In the material below, list every line carrying the string "rsync".

━━━━━━

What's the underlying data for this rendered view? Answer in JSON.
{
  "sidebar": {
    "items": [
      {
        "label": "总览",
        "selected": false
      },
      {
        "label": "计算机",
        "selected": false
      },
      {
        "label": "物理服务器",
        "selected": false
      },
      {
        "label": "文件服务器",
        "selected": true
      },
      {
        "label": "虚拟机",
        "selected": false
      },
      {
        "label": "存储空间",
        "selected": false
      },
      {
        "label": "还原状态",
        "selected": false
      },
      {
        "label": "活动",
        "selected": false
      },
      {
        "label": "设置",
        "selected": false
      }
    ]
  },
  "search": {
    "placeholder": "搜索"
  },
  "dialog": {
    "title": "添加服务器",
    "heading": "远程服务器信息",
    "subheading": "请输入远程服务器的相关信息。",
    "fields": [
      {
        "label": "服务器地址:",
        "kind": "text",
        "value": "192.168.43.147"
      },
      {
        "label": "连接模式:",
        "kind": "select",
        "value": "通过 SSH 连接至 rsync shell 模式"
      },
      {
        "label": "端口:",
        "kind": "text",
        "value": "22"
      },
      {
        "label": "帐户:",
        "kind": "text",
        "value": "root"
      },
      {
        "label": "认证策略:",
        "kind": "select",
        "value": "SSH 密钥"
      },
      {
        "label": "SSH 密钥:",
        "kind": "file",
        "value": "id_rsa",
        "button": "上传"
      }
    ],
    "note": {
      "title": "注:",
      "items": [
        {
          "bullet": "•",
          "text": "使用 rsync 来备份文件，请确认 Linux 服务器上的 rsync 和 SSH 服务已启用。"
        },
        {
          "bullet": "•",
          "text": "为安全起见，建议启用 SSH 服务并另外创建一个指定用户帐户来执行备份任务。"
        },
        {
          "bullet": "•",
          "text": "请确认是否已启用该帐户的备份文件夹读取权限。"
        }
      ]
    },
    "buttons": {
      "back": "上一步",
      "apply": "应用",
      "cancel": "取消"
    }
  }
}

━━━━━━

● **Solution for this exercise**
        "value": "通过 SSH 连接至 rsync shell 模式"
          "text": "使用 rsync 来备份文件，请确认 Linux 服务器上的 rsync 和 SSH 服务已启用。"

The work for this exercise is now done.